Dataset records
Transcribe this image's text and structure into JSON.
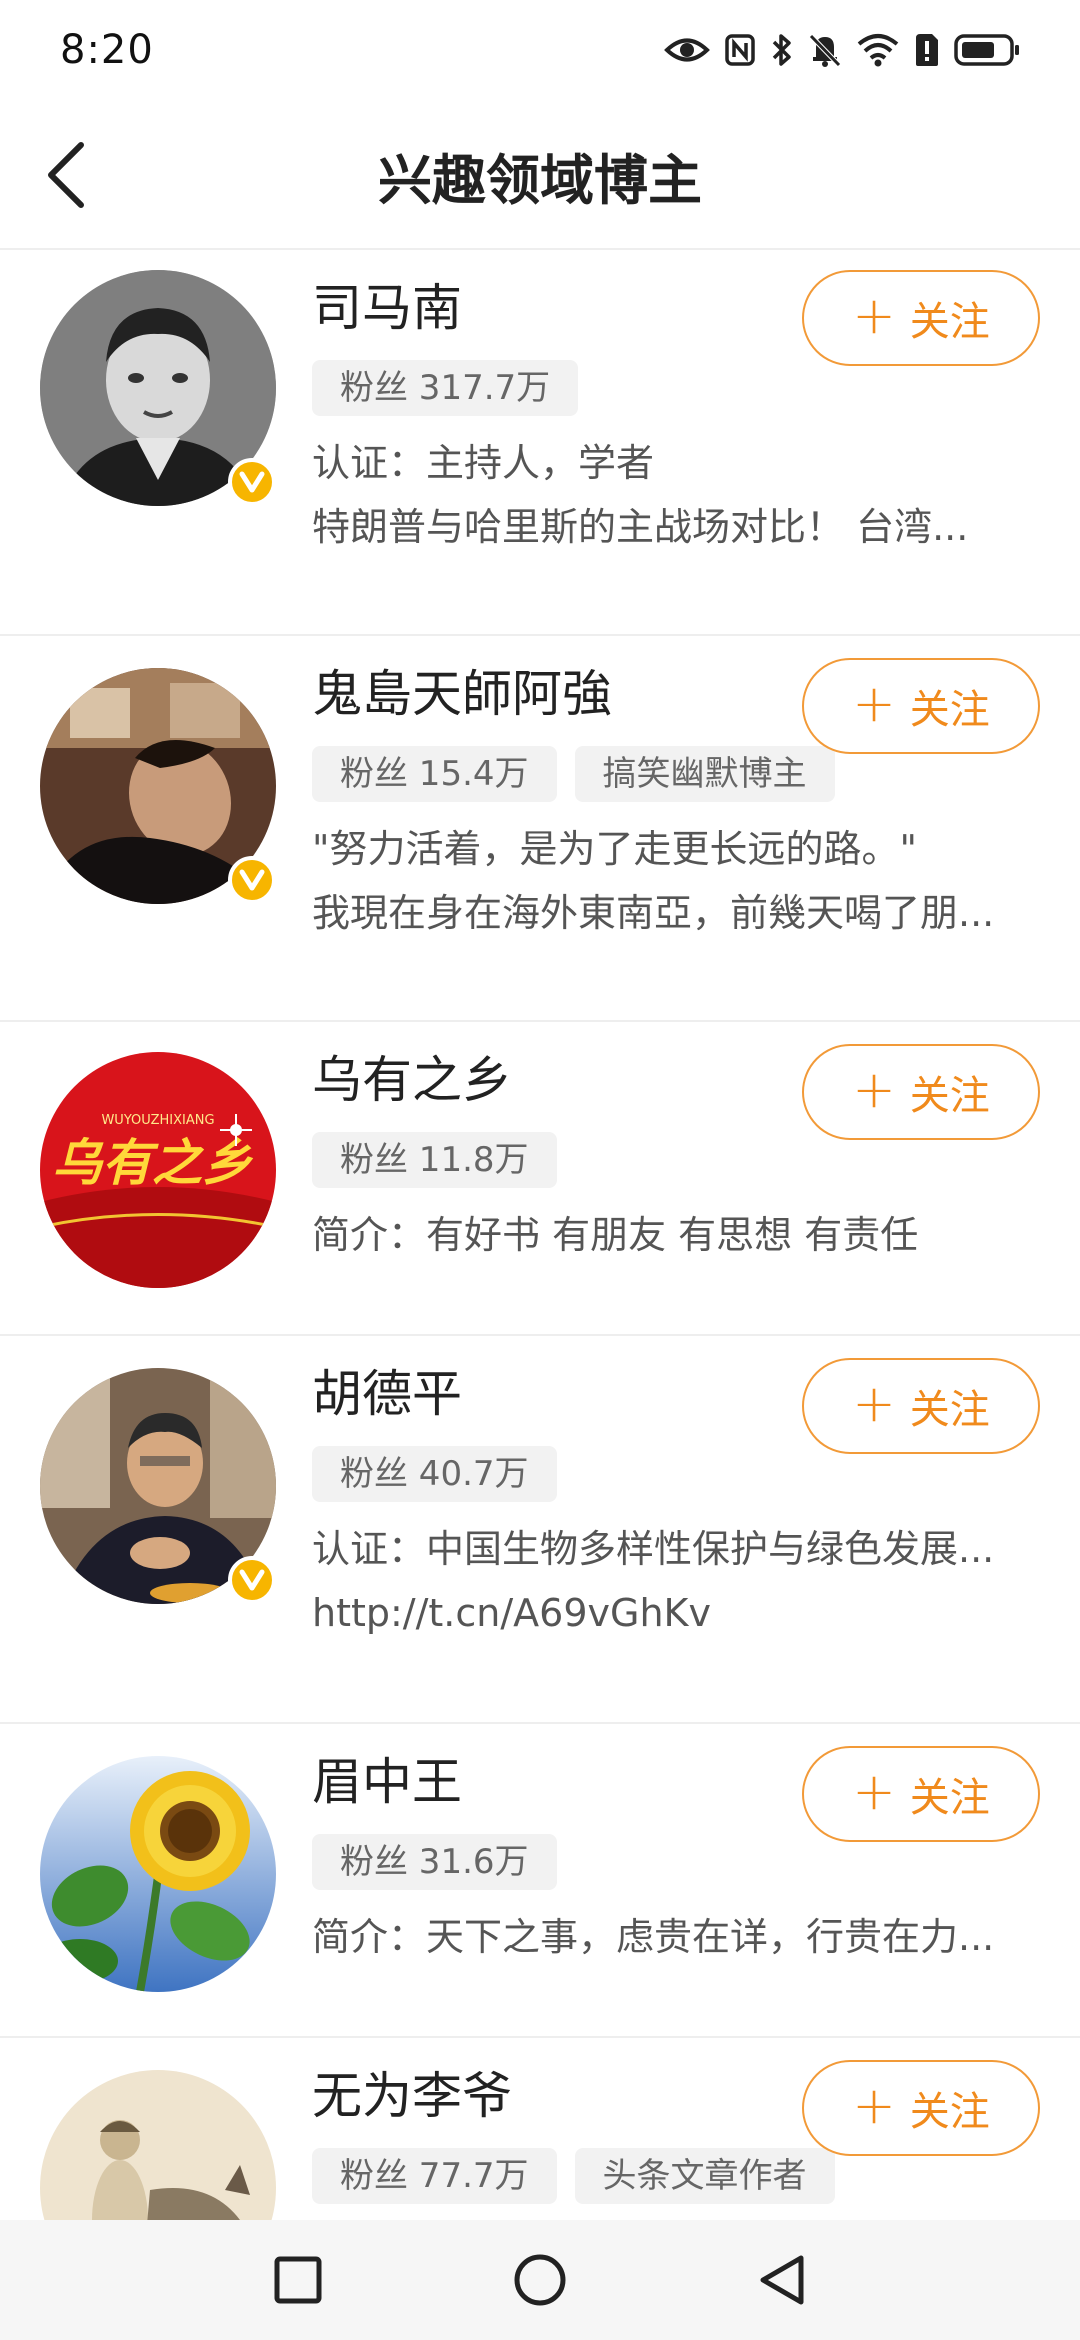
{
  "status_bar": {
    "time": "8:20"
  },
  "nav": {
    "title": "兴趣领域博主",
    "back_icon": "chevron-left-icon"
  },
  "colors": {
    "accent": "#F08A1C",
    "verified": "#F7B500"
  },
  "follow_label": "关注",
  "bloggers": [
    {
      "name": "司马南",
      "verified": true,
      "tags": [
        "粉丝 317.7万"
      ],
      "lines": [
        "认证：主持人，学者",
        "特朗普与哈里斯的主战场对比！ 台湾..."
      ]
    },
    {
      "name": "鬼島天師阿強",
      "verified": true,
      "tags": [
        "粉丝 15.4万",
        "搞笑幽默博主"
      ],
      "lines": [
        "\"努力活着，是为了走更长远的路。\"",
        "我現在身在海外東南亞，前幾天喝了朋..."
      ]
    },
    {
      "name": "乌有之乡",
      "verified": false,
      "tags": [
        "粉丝 11.8万"
      ],
      "lines": [
        "简介：有好书 有朋友 有思想 有责任"
      ]
    },
    {
      "name": "胡德平",
      "verified": true,
      "tags": [
        "粉丝 40.7万"
      ],
      "lines": [
        "认证：中国生物多样性保护与绿色发展...",
        "http://t.cn/A69vGhKv"
      ]
    },
    {
      "name": "眉中王",
      "verified": false,
      "tags": [
        "粉丝 31.6万"
      ],
      "lines": [
        "简介：天下之事，虑贵在详，行贵在力..."
      ]
    },
    {
      "name": "无为李爷",
      "verified": false,
      "tags": [
        "粉丝 77.7万",
        "头条文章作者"
      ],
      "lines": []
    }
  ],
  "avatar_logo_text": "乌有之乡",
  "avatar_logo_pinyin": "WUYOUZHIXIANG"
}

__Exercise aim__:
Transcribe every line in the entries above, taking out only the images.

__Right answer__:
Transcribe this image's text and structure into JSON.
{
  "status_bar": {
    "time": "8:20"
  },
  "nav": {
    "title": "兴趣领域博主",
    "back_icon": "chevron-left-icon"
  },
  "colors": {
    "accent": "#F08A1C",
    "verified": "#F7B500"
  },
  "follow_label": "关注",
  "bloggers": [
    {
      "name": "司马南",
      "verified": true,
      "tags": [
        "粉丝 317.7万"
      ],
      "lines": [
        "认证：主持人，学者",
        "特朗普与哈里斯的主战场对比！ 台湾..."
      ]
    },
    {
      "name": "鬼島天師阿強",
      "verified": true,
      "tags": [
        "粉丝 15.4万",
        "搞笑幽默博主"
      ],
      "lines": [
        "\"努力活着，是为了走更长远的路。\"",
        "我現在身在海外東南亞，前幾天喝了朋..."
      ]
    },
    {
      "name": "乌有之乡",
      "verified": false,
      "tags": [
        "粉丝 11.8万"
      ],
      "lines": [
        "简介：有好书 有朋友 有思想 有责任"
      ]
    },
    {
      "name": "胡德平",
      "verified": true,
      "tags": [
        "粉丝 40.7万"
      ],
      "lines": [
        "认证：中国生物多样性保护与绿色发展...",
        "http://t.cn/A69vGhKv"
      ]
    },
    {
      "name": "眉中王",
      "verified": false,
      "tags": [
        "粉丝 31.6万"
      ],
      "lines": [
        "简介：天下之事，虑贵在详，行贵在力..."
      ]
    },
    {
      "name": "无为李爷",
      "verified": false,
      "tags": [
        "粉丝 77.7万",
        "头条文章作者"
      ],
      "lines": []
    }
  ],
  "avatar_logo_text": "乌有之乡",
  "avatar_logo_pinyin": "WUYOUZHIXIANG"
}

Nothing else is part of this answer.